* [The exercise]: Reproduce the material verbatim, starting at its first line and stopping after the line that contains "row-value: Попова Анастасия".

(Extracted records)
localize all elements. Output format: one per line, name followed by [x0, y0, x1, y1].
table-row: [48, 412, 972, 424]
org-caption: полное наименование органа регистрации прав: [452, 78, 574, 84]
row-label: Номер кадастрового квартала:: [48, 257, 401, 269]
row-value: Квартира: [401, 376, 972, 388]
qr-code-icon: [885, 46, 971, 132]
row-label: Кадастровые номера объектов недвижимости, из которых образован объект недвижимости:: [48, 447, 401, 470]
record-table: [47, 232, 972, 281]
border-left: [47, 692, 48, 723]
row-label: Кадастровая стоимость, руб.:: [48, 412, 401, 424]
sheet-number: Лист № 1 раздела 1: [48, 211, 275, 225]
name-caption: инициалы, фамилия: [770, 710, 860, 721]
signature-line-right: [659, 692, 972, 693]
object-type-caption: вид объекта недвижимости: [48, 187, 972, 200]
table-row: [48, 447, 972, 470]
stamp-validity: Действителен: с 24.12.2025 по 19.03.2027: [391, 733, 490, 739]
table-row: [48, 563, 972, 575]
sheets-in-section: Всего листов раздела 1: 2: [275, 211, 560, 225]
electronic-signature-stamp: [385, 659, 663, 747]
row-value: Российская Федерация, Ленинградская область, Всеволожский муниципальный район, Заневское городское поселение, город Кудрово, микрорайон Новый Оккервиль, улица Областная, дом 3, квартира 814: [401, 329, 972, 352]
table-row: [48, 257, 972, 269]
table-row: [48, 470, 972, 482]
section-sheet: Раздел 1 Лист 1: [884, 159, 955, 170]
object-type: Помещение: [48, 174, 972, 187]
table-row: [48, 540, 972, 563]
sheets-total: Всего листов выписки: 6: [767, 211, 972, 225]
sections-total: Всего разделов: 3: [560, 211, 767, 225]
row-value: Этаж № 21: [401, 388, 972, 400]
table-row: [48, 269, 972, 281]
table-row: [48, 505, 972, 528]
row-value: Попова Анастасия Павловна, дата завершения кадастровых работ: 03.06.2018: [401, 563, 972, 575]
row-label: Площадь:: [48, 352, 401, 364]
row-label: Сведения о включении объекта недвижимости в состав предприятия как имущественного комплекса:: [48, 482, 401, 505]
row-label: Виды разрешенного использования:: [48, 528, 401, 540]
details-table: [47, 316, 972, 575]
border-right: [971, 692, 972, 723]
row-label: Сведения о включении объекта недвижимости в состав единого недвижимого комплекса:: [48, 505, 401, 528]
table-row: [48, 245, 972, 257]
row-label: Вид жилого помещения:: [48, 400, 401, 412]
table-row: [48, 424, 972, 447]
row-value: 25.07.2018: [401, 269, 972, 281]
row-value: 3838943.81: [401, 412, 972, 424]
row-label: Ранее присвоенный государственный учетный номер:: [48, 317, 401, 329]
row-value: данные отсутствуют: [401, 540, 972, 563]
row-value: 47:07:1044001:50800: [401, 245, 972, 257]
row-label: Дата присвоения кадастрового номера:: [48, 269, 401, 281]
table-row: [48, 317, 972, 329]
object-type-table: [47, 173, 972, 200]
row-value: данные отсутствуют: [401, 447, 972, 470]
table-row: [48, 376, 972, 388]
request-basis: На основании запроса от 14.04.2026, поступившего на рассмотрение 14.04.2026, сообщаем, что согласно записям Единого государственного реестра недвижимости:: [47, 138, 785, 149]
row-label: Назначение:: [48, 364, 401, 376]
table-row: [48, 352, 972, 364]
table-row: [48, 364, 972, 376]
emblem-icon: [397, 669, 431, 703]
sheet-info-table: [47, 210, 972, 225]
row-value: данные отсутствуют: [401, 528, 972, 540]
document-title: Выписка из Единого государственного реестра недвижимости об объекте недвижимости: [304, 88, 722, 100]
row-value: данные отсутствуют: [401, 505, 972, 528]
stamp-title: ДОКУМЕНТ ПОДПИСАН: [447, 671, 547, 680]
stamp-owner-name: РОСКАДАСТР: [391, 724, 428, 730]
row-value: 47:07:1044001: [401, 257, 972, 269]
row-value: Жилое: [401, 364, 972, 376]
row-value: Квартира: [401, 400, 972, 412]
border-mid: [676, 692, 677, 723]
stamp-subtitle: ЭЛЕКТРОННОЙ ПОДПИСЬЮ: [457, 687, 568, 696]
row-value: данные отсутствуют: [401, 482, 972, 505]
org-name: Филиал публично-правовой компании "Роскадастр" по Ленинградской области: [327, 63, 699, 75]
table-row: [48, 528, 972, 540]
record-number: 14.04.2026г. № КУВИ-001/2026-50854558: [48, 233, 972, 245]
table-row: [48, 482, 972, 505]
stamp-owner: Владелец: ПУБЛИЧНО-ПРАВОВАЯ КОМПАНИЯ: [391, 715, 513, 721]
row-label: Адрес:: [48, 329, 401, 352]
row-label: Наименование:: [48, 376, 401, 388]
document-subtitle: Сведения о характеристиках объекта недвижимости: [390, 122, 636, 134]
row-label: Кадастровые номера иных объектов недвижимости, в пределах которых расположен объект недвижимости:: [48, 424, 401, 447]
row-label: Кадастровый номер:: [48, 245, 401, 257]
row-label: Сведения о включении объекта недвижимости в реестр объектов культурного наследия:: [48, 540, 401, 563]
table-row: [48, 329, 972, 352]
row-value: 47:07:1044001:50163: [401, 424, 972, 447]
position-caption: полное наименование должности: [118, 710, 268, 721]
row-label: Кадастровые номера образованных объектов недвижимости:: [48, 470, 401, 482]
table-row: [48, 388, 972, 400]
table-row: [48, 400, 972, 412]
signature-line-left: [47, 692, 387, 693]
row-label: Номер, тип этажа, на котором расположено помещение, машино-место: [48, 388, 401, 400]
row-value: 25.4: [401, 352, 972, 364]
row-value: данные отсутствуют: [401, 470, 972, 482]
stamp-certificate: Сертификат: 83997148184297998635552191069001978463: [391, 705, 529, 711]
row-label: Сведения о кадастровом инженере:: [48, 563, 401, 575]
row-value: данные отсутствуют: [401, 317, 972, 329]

* [Finished answer]:
localize all elements. Output format: one per line, name followed by [x0, y0, x1, y1].
table-row: [48, 412, 972, 424]
org-caption: полное наименование органа регистрации прав: [452, 78, 574, 84]
row-label: Номер кадастрового квартала:: [48, 257, 401, 269]
row-value: Квартира: [401, 376, 972, 388]
qr-code-icon: [885, 46, 971, 132]
row-label: Кадастровые номера объектов недвижимости, из которых образован объект недвижимости:: [48, 447, 401, 470]
record-table: [47, 232, 972, 281]
border-left: [47, 692, 48, 723]
row-label: Кадастровая стоимость, руб.:: [48, 412, 401, 424]
sheet-number: Лист № 1 раздела 1: [48, 211, 275, 225]
name-caption: инициалы, фамилия: [770, 710, 860, 721]
signature-line-right: [659, 692, 972, 693]
object-type-caption: вид объекта недвижимости: [48, 187, 972, 200]
table-row: [48, 447, 972, 470]
stamp-validity: Действителен: с 24.12.2025 по 19.03.2027: [391, 733, 490, 739]
table-row: [48, 563, 972, 575]
sheets-in-section: Всего листов раздела 1: 2: [275, 211, 560, 225]
electronic-signature-stamp: [385, 659, 663, 747]
row-value: Российская Федерация, Ленинградская область, Всеволожский муниципальный район, Заневское городское поселение, город Кудрово, микрорайон Новый Оккервиль, улица Областная, дом 3, квартира 814: [401, 329, 972, 352]
table-row: [48, 257, 972, 269]
table-row: [48, 470, 972, 482]
section-sheet: Раздел 1 Лист 1: [884, 159, 955, 170]
object-type: Помещение: [48, 174, 972, 187]
table-row: [48, 540, 972, 563]
sheets-total: Всего листов выписки: 6: [767, 211, 972, 225]
sections-total: Всего разделов: 3: [560, 211, 767, 225]
row-value: Этаж № 21: [401, 388, 972, 400]
table-row: [48, 269, 972, 281]
table-row: [48, 505, 972, 528]
row-value: Попова Анастасия Павловна, дата завершения кадастровых работ: 03.06.2018: [401, 563, 972, 575]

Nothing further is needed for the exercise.